◆ Directions for this task: Copy the data below exactly, omitting any picture it contains.

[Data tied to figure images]
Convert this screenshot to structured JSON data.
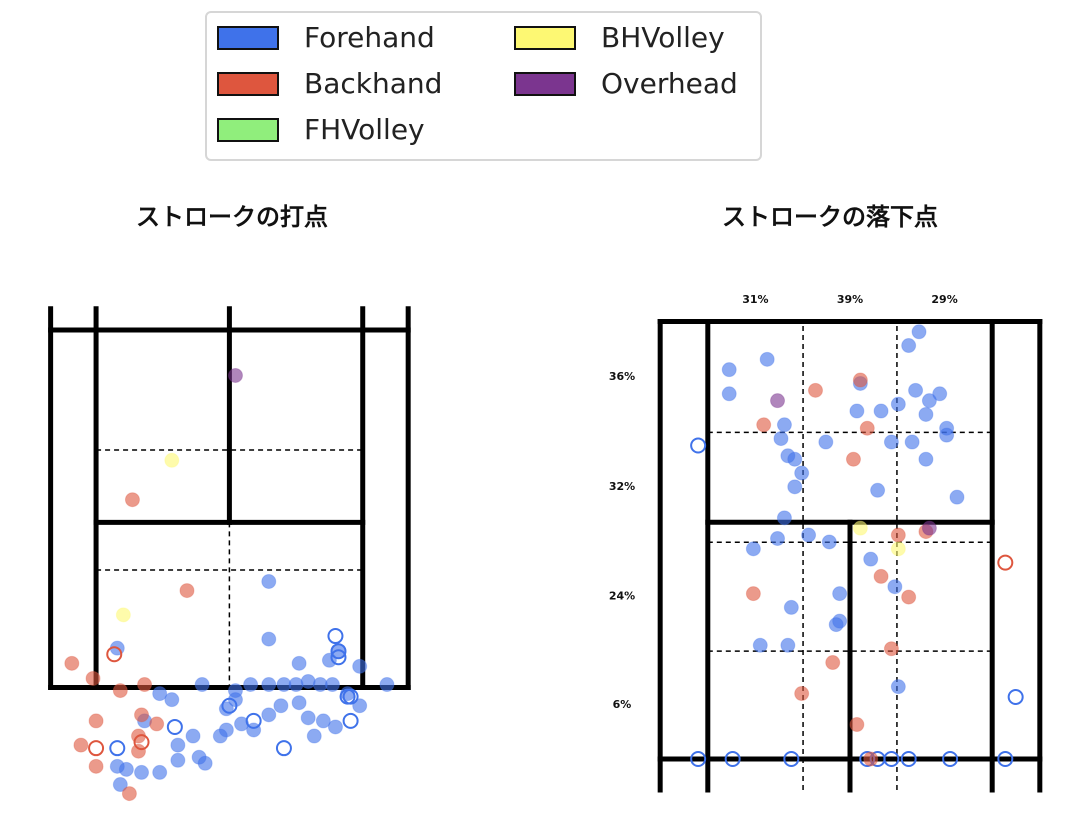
{
  "legend": {
    "entries": [
      {
        "name": "Forehand",
        "color": "#3f72ea"
      },
      {
        "name": "Backhand",
        "color": "#de563e"
      },
      {
        "name": "FHVolley",
        "color": "#90ee7c"
      },
      {
        "name": "BHVolley",
        "color": "#fdf873"
      },
      {
        "name": "Overhead",
        "color": "#7b358f"
      }
    ]
  },
  "chart_data": [
    {
      "type": "scatter",
      "title": "ストロークの打点",
      "xlim": [
        -6.3,
        6.3
      ],
      "ylim": [
        15.6,
        -0.7
      ],
      "series": [
        {
          "color": "#3f72ea",
          "marker": "filled",
          "x": [
            1.3,
            1.3,
            2.3,
            3.3,
            3.6,
            4.3,
            5.2,
            -3.7,
            -0.9,
            0.2,
            0.7,
            1.3,
            1.8,
            2.2,
            2.6,
            3.0,
            3.4,
            3.9,
            4.3,
            0.2,
            -0.1,
            0.4,
            0.8,
            1.3,
            1.7,
            2.3,
            2.6,
            3.1,
            3.5,
            2.8,
            -0.3,
            -0.1,
            -1.2,
            -1.7,
            -1.7,
            -1.0,
            -0.8,
            -2.3,
            -2.9,
            -3.4,
            -3.7,
            -3.6,
            -2.8,
            -2.3,
            -1.9
          ],
          "y": [
            8.3,
            10.2,
            11.0,
            10.9,
            10.6,
            11.1,
            11.7,
            10.5,
            11.7,
            11.9,
            11.7,
            11.7,
            11.7,
            11.7,
            11.6,
            11.7,
            11.7,
            12.0,
            12.4,
            12.2,
            12.5,
            13.0,
            13.2,
            12.7,
            12.4,
            12.3,
            12.8,
            12.9,
            13.1,
            13.4,
            13.4,
            13.2,
            13.4,
            13.7,
            14.2,
            14.1,
            14.3,
            14.6,
            14.6,
            14.5,
            14.4,
            15.0,
            12.9,
            12.0,
            12.2
          ]
        },
        {
          "color": "#3f72ea",
          "marker": "hollow",
          "x": [
            3.5,
            3.6,
            3.6,
            3.9,
            4.0,
            4.0,
            0.8,
            0.0,
            -1.8,
            -3.7,
            1.8
          ],
          "y": [
            10.1,
            10.6,
            10.8,
            12.1,
            12.1,
            12.9,
            12.9,
            12.4,
            13.1,
            13.8,
            13.8
          ]
        },
        {
          "color": "#de563e",
          "marker": "filled",
          "x": [
            -3.2,
            -1.4,
            -5.2,
            -4.5,
            -3.6,
            -2.8,
            -4.4,
            -2.9,
            -2.4,
            -3.0,
            -4.9,
            -3.0,
            -4.4,
            -3.3
          ],
          "y": [
            5.6,
            8.6,
            11.0,
            11.5,
            11.9,
            11.7,
            12.9,
            12.7,
            13.0,
            13.4,
            13.7,
            13.9,
            14.4,
            15.3
          ]
        },
        {
          "color": "#de563e",
          "marker": "hollow",
          "x": [
            -3.8,
            -4.4,
            -2.9
          ],
          "y": [
            10.7,
            13.8,
            13.6
          ]
        },
        {
          "color": "#fdf873",
          "marker": "filled",
          "x": [
            -1.9,
            -3.5
          ],
          "y": [
            4.3,
            9.4
          ]
        },
        {
          "color": "#7b358f",
          "marker": "filled",
          "x": [
            0.2
          ],
          "y": [
            1.5
          ]
        }
      ]
    },
    {
      "type": "scatter",
      "title": "ストロークの落下点",
      "xlim": [
        -5.65,
        5.65
      ],
      "ylim": [
        -0.9,
        12.8
      ],
      "annotations": {
        "columns": [
          "31%",
          "39%",
          "29%"
        ],
        "rows": [
          "36%",
          "32%",
          "24%",
          "6%"
        ]
      },
      "series": [
        {
          "color": "#3f72ea",
          "marker": "filled",
          "x": [
            2.0,
            1.7,
            -2.4,
            -3.5,
            -3.5,
            0.3,
            1.9,
            2.6,
            2.3,
            1.4,
            0.9,
            0.2,
            2.2,
            -1.9,
            2.8,
            2.8,
            -2.0,
            -0.7,
            1.8,
            1.2,
            -1.8,
            -1.6,
            -1.4,
            2.2,
            -1.6,
            0.8,
            3.1,
            -1.9,
            -2.1,
            -1.2,
            -0.6,
            -2.8,
            0.6,
            1.3,
            -0.3,
            -1.7,
            -0.3,
            -0.4,
            -2.6,
            -1.8,
            1.4
          ],
          "y": [
            12.4,
            12.0,
            11.6,
            11.3,
            10.6,
            10.9,
            10.7,
            10.6,
            10.4,
            10.3,
            10.1,
            10.1,
            10.0,
            9.7,
            9.6,
            9.4,
            9.3,
            9.2,
            9.2,
            9.2,
            8.8,
            8.7,
            8.3,
            8.7,
            7.9,
            7.8,
            7.6,
            7.0,
            6.4,
            6.5,
            6.3,
            6.1,
            5.8,
            5.0,
            4.8,
            4.4,
            4.0,
            3.9,
            3.3,
            3.3,
            2.1
          ]
        },
        {
          "color": "#3f72ea",
          "marker": "hollow",
          "x": [
            -4.4,
            4.8,
            -4.4,
            -3.4,
            -1.7,
            0.5,
            0.8,
            1.2,
            1.7,
            2.9,
            4.5
          ],
          "y": [
            9.1,
            1.8,
            0.0,
            0.0,
            0.0,
            0.0,
            0.0,
            0.0,
            0.0,
            0.0,
            0.0
          ]
        },
        {
          "color": "#de563e",
          "marker": "filled",
          "x": [
            -1.0,
            0.3,
            -2.5,
            0.5,
            0.1,
            1.4,
            2.2,
            0.9,
            -2.8,
            1.7,
            1.2,
            -0.5,
            -1.4,
            0.2,
            0.6
          ],
          "y": [
            10.7,
            11.0,
            9.7,
            9.6,
            8.7,
            6.5,
            6.6,
            5.3,
            4.8,
            4.7,
            3.2,
            2.8,
            1.9,
            1.0,
            0.0
          ]
        },
        {
          "color": "#de563e",
          "marker": "hollow",
          "x": [
            4.5
          ],
          "y": [
            5.7
          ]
        },
        {
          "color": "#fdf873",
          "marker": "filled",
          "x": [
            0.3,
            1.4
          ],
          "y": [
            6.7,
            6.1
          ]
        },
        {
          "color": "#7b358f",
          "marker": "filled",
          "x": [
            -2.1,
            2.3
          ],
          "y": [
            10.4,
            6.7
          ]
        }
      ]
    }
  ]
}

◆ Exercise result:
Convert this screenshot to structured JSON data.
{
  "legend": {
    "entries": [
      {
        "name": "Forehand",
        "color": "#3f72ea"
      },
      {
        "name": "Backhand",
        "color": "#de563e"
      },
      {
        "name": "FHVolley",
        "color": "#90ee7c"
      },
      {
        "name": "BHVolley",
        "color": "#fdf873"
      },
      {
        "name": "Overhead",
        "color": "#7b358f"
      }
    ]
  },
  "chart_data": [
    {
      "type": "scatter",
      "title": "ストロークの打点",
      "xlim": [
        -6.3,
        6.3
      ],
      "ylim": [
        15.6,
        -0.7
      ],
      "series": [
        {
          "color": "#3f72ea",
          "marker": "filled",
          "x": [
            1.3,
            1.3,
            2.3,
            3.3,
            3.6,
            4.3,
            5.2,
            -3.7,
            -0.9,
            0.2,
            0.7,
            1.3,
            1.8,
            2.2,
            2.6,
            3.0,
            3.4,
            3.9,
            4.3,
            0.2,
            -0.1,
            0.4,
            0.8,
            1.3,
            1.7,
            2.3,
            2.6,
            3.1,
            3.5,
            2.8,
            -0.3,
            -0.1,
            -1.2,
            -1.7,
            -1.7,
            -1.0,
            -0.8,
            -2.3,
            -2.9,
            -3.4,
            -3.7,
            -3.6,
            -2.8,
            -2.3,
            -1.9
          ],
          "y": [
            8.3,
            10.2,
            11.0,
            10.9,
            10.6,
            11.1,
            11.7,
            10.5,
            11.7,
            11.9,
            11.7,
            11.7,
            11.7,
            11.7,
            11.6,
            11.7,
            11.7,
            12.0,
            12.4,
            12.2,
            12.5,
            13.0,
            13.2,
            12.7,
            12.4,
            12.3,
            12.8,
            12.9,
            13.1,
            13.4,
            13.4,
            13.2,
            13.4,
            13.7,
            14.2,
            14.1,
            14.3,
            14.6,
            14.6,
            14.5,
            14.4,
            15.0,
            12.9,
            12.0,
            12.2
          ]
        },
        {
          "color": "#3f72ea",
          "marker": "hollow",
          "x": [
            3.5,
            3.6,
            3.6,
            3.9,
            4.0,
            4.0,
            0.8,
            0.0,
            -1.8,
            -3.7,
            1.8
          ],
          "y": [
            10.1,
            10.6,
            10.8,
            12.1,
            12.1,
            12.9,
            12.9,
            12.4,
            13.1,
            13.8,
            13.8
          ]
        },
        {
          "color": "#de563e",
          "marker": "filled",
          "x": [
            -3.2,
            -1.4,
            -5.2,
            -4.5,
            -3.6,
            -2.8,
            -4.4,
            -2.9,
            -2.4,
            -3.0,
            -4.9,
            -3.0,
            -4.4,
            -3.3
          ],
          "y": [
            5.6,
            8.6,
            11.0,
            11.5,
            11.9,
            11.7,
            12.9,
            12.7,
            13.0,
            13.4,
            13.7,
            13.9,
            14.4,
            15.3
          ]
        },
        {
          "color": "#de563e",
          "marker": "hollow",
          "x": [
            -3.8,
            -4.4,
            -2.9
          ],
          "y": [
            10.7,
            13.8,
            13.6
          ]
        },
        {
          "color": "#fdf873",
          "marker": "filled",
          "x": [
            -1.9,
            -3.5
          ],
          "y": [
            4.3,
            9.4
          ]
        },
        {
          "color": "#7b358f",
          "marker": "filled",
          "x": [
            0.2
          ],
          "y": [
            1.5
          ]
        }
      ]
    },
    {
      "type": "scatter",
      "title": "ストロークの落下点",
      "xlim": [
        -5.65,
        5.65
      ],
      "ylim": [
        -0.9,
        12.8
      ],
      "annotations": {
        "columns": [
          "31%",
          "39%",
          "29%"
        ],
        "rows": [
          "36%",
          "32%",
          "24%",
          "6%"
        ]
      },
      "series": [
        {
          "color": "#3f72ea",
          "marker": "filled",
          "x": [
            2.0,
            1.7,
            -2.4,
            -3.5,
            -3.5,
            0.3,
            1.9,
            2.6,
            2.3,
            1.4,
            0.9,
            0.2,
            2.2,
            -1.9,
            2.8,
            2.8,
            -2.0,
            -0.7,
            1.8,
            1.2,
            -1.8,
            -1.6,
            -1.4,
            2.2,
            -1.6,
            0.8,
            3.1,
            -1.9,
            -2.1,
            -1.2,
            -0.6,
            -2.8,
            0.6,
            1.3,
            -0.3,
            -1.7,
            -0.3,
            -0.4,
            -2.6,
            -1.8,
            1.4
          ],
          "y": [
            12.4,
            12.0,
            11.6,
            11.3,
            10.6,
            10.9,
            10.7,
            10.6,
            10.4,
            10.3,
            10.1,
            10.1,
            10.0,
            9.7,
            9.6,
            9.4,
            9.3,
            9.2,
            9.2,
            9.2,
            8.8,
            8.7,
            8.3,
            8.7,
            7.9,
            7.8,
            7.6,
            7.0,
            6.4,
            6.5,
            6.3,
            6.1,
            5.8,
            5.0,
            4.8,
            4.4,
            4.0,
            3.9,
            3.3,
            3.3,
            2.1
          ]
        },
        {
          "color": "#3f72ea",
          "marker": "hollow",
          "x": [
            -4.4,
            4.8,
            -4.4,
            -3.4,
            -1.7,
            0.5,
            0.8,
            1.2,
            1.7,
            2.9,
            4.5
          ],
          "y": [
            9.1,
            1.8,
            0.0,
            0.0,
            0.0,
            0.0,
            0.0,
            0.0,
            0.0,
            0.0,
            0.0
          ]
        },
        {
          "color": "#de563e",
          "marker": "filled",
          "x": [
            -1.0,
            0.3,
            -2.5,
            0.5,
            0.1,
            1.4,
            2.2,
            0.9,
            -2.8,
            1.7,
            1.2,
            -0.5,
            -1.4,
            0.2,
            0.6
          ],
          "y": [
            10.7,
            11.0,
            9.7,
            9.6,
            8.7,
            6.5,
            6.6,
            5.3,
            4.8,
            4.7,
            3.2,
            2.8,
            1.9,
            1.0,
            0.0
          ]
        },
        {
          "color": "#de563e",
          "marker": "hollow",
          "x": [
            4.5
          ],
          "y": [
            5.7
          ]
        },
        {
          "color": "#fdf873",
          "marker": "filled",
          "x": [
            0.3,
            1.4
          ],
          "y": [
            6.7,
            6.1
          ]
        },
        {
          "color": "#7b358f",
          "marker": "filled",
          "x": [
            -2.1,
            2.3
          ],
          "y": [
            10.4,
            6.7
          ]
        }
      ]
    }
  ]
}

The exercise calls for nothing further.